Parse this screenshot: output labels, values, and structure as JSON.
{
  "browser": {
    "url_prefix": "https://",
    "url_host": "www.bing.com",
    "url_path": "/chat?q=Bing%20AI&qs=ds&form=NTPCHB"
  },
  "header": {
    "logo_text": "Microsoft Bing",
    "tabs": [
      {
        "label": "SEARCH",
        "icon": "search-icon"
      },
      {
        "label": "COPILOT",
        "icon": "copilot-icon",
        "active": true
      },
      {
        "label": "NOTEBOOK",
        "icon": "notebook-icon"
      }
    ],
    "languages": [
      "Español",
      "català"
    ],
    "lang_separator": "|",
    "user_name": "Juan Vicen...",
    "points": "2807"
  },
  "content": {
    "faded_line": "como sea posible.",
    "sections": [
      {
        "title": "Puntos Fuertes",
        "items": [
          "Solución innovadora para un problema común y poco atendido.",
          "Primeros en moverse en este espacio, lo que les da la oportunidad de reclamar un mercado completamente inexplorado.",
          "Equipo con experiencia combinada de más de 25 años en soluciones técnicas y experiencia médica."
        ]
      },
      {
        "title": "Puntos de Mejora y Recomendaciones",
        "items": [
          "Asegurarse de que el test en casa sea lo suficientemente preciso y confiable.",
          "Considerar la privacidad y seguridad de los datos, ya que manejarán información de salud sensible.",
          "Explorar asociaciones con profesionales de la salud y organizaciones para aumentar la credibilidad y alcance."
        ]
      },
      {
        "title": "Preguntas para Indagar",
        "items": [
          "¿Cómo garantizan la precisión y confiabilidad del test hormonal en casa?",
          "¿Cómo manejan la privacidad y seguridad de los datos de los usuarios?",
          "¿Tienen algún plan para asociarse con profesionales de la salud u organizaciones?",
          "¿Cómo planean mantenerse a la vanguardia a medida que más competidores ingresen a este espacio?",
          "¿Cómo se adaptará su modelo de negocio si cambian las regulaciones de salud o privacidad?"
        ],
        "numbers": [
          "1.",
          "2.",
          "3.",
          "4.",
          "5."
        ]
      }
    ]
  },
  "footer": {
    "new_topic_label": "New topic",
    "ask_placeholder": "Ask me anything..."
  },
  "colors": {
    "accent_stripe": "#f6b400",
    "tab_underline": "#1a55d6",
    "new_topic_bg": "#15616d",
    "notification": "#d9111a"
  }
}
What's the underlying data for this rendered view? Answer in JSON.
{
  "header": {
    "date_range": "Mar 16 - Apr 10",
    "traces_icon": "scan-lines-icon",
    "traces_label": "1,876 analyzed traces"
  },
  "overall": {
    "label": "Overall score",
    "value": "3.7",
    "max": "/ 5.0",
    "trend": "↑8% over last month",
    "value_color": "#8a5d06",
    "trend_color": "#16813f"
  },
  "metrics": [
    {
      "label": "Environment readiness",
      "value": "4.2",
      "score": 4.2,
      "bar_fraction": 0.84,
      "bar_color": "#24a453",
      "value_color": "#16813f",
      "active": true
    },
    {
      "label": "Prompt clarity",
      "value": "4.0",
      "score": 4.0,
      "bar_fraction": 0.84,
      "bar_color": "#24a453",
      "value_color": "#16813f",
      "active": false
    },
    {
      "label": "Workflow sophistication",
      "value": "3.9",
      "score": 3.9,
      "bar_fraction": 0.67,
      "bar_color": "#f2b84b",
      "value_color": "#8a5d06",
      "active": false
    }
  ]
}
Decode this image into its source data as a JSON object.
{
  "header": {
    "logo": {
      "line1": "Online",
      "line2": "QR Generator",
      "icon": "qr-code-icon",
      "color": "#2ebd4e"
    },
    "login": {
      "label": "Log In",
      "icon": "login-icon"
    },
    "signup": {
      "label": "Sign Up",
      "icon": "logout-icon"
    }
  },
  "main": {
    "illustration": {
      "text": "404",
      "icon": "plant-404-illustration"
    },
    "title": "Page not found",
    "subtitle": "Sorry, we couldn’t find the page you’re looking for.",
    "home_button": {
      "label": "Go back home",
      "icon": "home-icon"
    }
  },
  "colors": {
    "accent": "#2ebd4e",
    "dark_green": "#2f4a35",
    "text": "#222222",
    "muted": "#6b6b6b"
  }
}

***

== Exercise directions ==
Copy each line of the data above without altering a single character.

== Response to this exercise ==
Parse this screenshot: output labels, values, and structure as JSON.
{
  "browser": {
    "url_prefix": "https://",
    "url_host": "www.bing.com",
    "url_path": "/chat?q=Bing%20AI&qs=ds&form=NTPCHB"
  },
  "header": {
    "logo_text": "Microsoft Bing",
    "tabs": [
      {
        "label": "SEARCH",
        "icon": "search-icon"
      },
      {
        "label": "COPILOT",
        "icon": "copilot-icon",
        "active": true
      },
      {
        "label": "NOTEBOOK",
        "icon": "notebook-icon"
      }
    ],
    "languages": [
      "Español",
      "català"
    ],
    "lang_separator": "|",
    "user_name": "Juan Vicen...",
    "points": "2807"
  },
  "content": {
    "faded_line": "como sea posible.",
    "sections": [
      {
        "title": "Puntos Fuertes",
        "items": [
          "Solución innovadora para un problema común y poco atendido.",
          "Primeros en moverse en este espacio, lo que les da la oportunidad de reclamar un mercado completamente inexplorado.",
          "Equipo con experiencia combinada de más de 25 años en soluciones técnicas y experiencia médica."
        ]
      },
      {
        "title": "Puntos de Mejora y Recomendaciones",
        "items": [
          "Asegurarse de que el test en casa sea lo suficientemente preciso y confiable.",
          "Considerar la privacidad y seguridad de los datos, ya que manejarán información de salud sensible.",
          "Explorar asociaciones con profesionales de la salud y organizaciones para aumentar la credibilidad y alcance."
        ]
      },
      {
        "title": "Preguntas para Indagar",
        "items": [
          "¿Cómo garantizan la precisión y confiabilidad del test hormonal en casa?",
          "¿Cómo manejan la privacidad y seguridad de los datos de los usuarios?",
          "¿Tienen algún plan para asociarse con profesionales de la salud u organizaciones?",
          "¿Cómo planean mantenerse a la vanguardia a medida que más competidores ingresen a este espacio?",
          "¿Cómo se adaptará su modelo de negocio si cambian las regulaciones de salud o privacidad?"
        ],
        "numbers": [
          "1.",
          "2.",
          "3.",
          "4.",
          "5."
        ]
      }
    ]
  },
  "footer": {
    "new_topic_label": "New topic",
    "ask_placeholder": "Ask me anything..."
  },
  "colors": {
    "accent_stripe": "#f6b400",
    "tab_underline": "#1a55d6",
    "new_topic_bg": "#15616d",
    "notification": "#d9111a"
  }
}
What's the underlying data for this rendered view? Answer in JSON.
{
  "header": {
    "date_range": "Mar 16 - Apr 10",
    "traces_icon": "scan-lines-icon",
    "traces_label": "1,876 analyzed traces"
  },
  "overall": {
    "label": "Overall score",
    "value": "3.7",
    "max": "/ 5.0",
    "trend": "↑8% over last month",
    "value_color": "#8a5d06",
    "trend_color": "#16813f"
  },
  "metrics": [
    {
      "label": "Environment readiness",
      "value": "4.2",
      "score": 4.2,
      "bar_fraction": 0.84,
      "bar_color": "#24a453",
      "value_color": "#16813f",
      "active": true
    },
    {
      "label": "Prompt clarity",
      "value": "4.0",
      "score": 4.0,
      "bar_fraction": 0.84,
      "bar_color": "#24a453",
      "value_color": "#16813f",
      "active": false
    },
    {
      "label": "Workflow sophistication",
      "value": "3.9",
      "score": 3.9,
      "bar_fraction": 0.67,
      "bar_color": "#f2b84b",
      "value_color": "#8a5d06",
      "active": false
    }
  ]
}
Decode this image into its source data as a JSON object.
{
  "header": {
    "logo": {
      "line1": "Online",
      "line2": "QR Generator",
      "icon": "qr-code-icon",
      "color": "#2ebd4e"
    },
    "login": {
      "label": "Log In",
      "icon": "login-icon"
    },
    "signup": {
      "label": "Sign Up",
      "icon": "logout-icon"
    }
  },
  "main": {
    "illustration": {
      "text": "404",
      "icon": "plant-404-illustration"
    },
    "title": "Page not found",
    "subtitle": "Sorry, we couldn’t find the page you’re looking for.",
    "home_button": {
      "label": "Go back home",
      "icon": "home-icon"
    }
  },
  "colors": {
    "accent": "#2ebd4e",
    "dark_green": "#2f4a35",
    "text": "#222222",
    "muted": "#6b6b6b"
  }
}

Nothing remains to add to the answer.